● Objective
Exclude the pictures, then repeat the remaining data exactly.
◆ ◆ ◆
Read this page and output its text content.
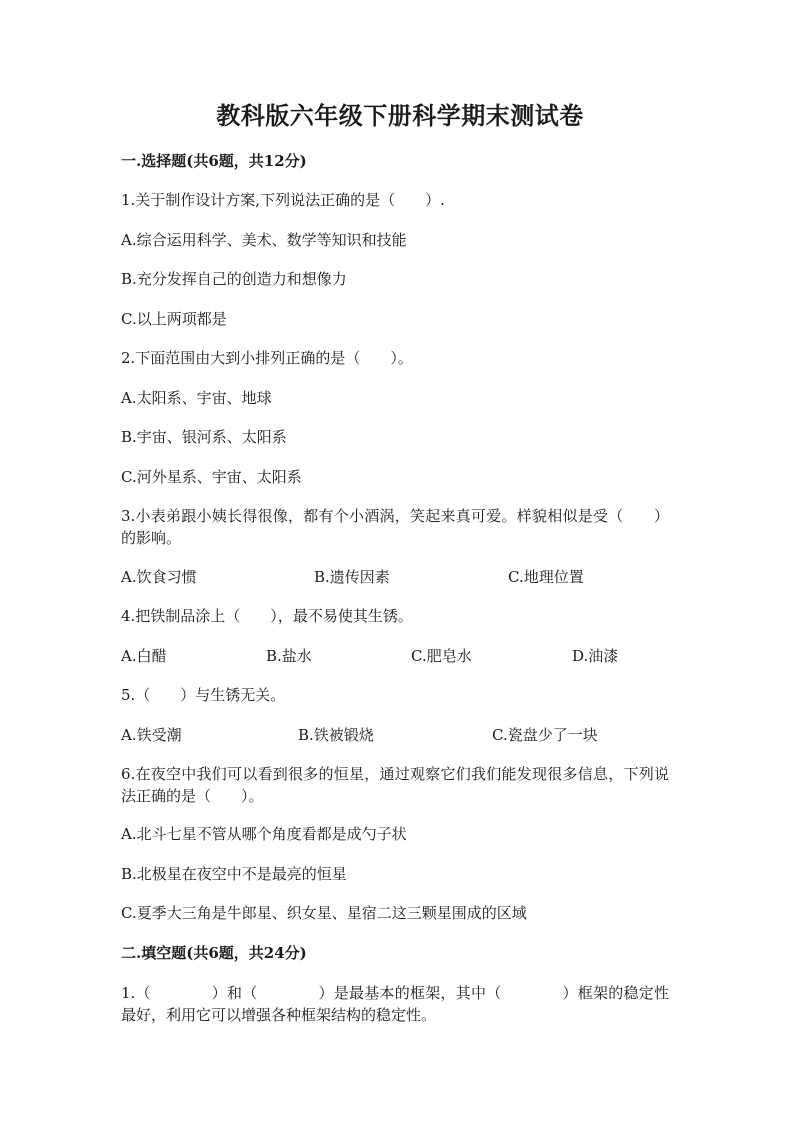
教科版六年级下册科学期末测试卷
一.选择题(共6题，共12分)
1.关于制作设计方案,下列说法正确的是（　　）.
A.综合运用科学、美术、数学等知识和技能
B.充分发挥自己的创造力和想像力
C.以上两项都是
2.下面范围由大到小排列正确的是（　　）。
A.太阳系、宇宙、地球
B.宇宙、银河系、太阳系
C.河外星系、宇宙、太阳系
3.小表弟跟小姨长得很像，都有个小酒涡，笑起来真可爱。样貌相似是受（　　）的影响。
A.饮食习惯	B.遗传因素	C.地理位置
4.把铁制品涂上（　　），最不易使其生锈。
A.白醋	B.盐水	C.肥皂水	D.油漆
5.（　　）与生锈无关。
A.铁受潮	B.铁被锻烧	C.瓷盘少了一块
6.在夜空中我们可以看到很多的恒星，通过观察它们我们能发现很多信息，下列说法正确的是（　　）。
A.北斗七星不管从哪个角度看都是成勺子状
B.北极星在夜空中不是最亮的恒星
C.夏季大三角是牛郎星、织女星、星宿二这三颗星围成的区域
二.填空题(共6题，共24分)
1.（　　　　）和（　　　　）是最基本的框架，其中（　　　　）框架的稳定性最好，利用它可以增强各种框架结构的稳定性。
◆ ◆ ◆
● Full solution
Read this page and output its text content.
教科版六年级下册科学期末测试卷
一.选择题(共6题，共12分)
1.关于制作设计方案,下列说法正确的是（　　）.
A.综合运用科学、美术、数学等知识和技能
B.充分发挥自己的创造力和想像力
C.以上两项都是
2.下面范围由大到小排列正确的是（　　）。
A.太阳系、宇宙、地球
B.宇宙、银河系、太阳系
C.河外星系、宇宙、太阳系
3.小表弟跟小姨长得很像，都有个小酒涡，笑起来真可爱。样貌相似是受（　　）的影响。
A.饮食习惯	B.遗传因素	C.地理位置
4.把铁制品涂上（　　），最不易使其生锈。
A.白醋	B.盐水	C.肥皂水	D.油漆
5.（　　）与生锈无关。
A.铁受潮	B.铁被锻烧	C.瓷盘少了一块
6.在夜空中我们可以看到很多的恒星，通过观察它们我们能发现很多信息，下列说法正确的是（　　）。
A.北斗七星不管从哪个角度看都是成勺子状
B.北极星在夜空中不是最亮的恒星
C.夏季大三角是牛郎星、织女星、星宿二这三颗星围成的区域
二.填空题(共6题，共24分)
1.（　　　　）和（　　　　）是最基本的框架，其中（　　　　）框架的稳定性最好，利用它可以增强各种框架结构的稳定性。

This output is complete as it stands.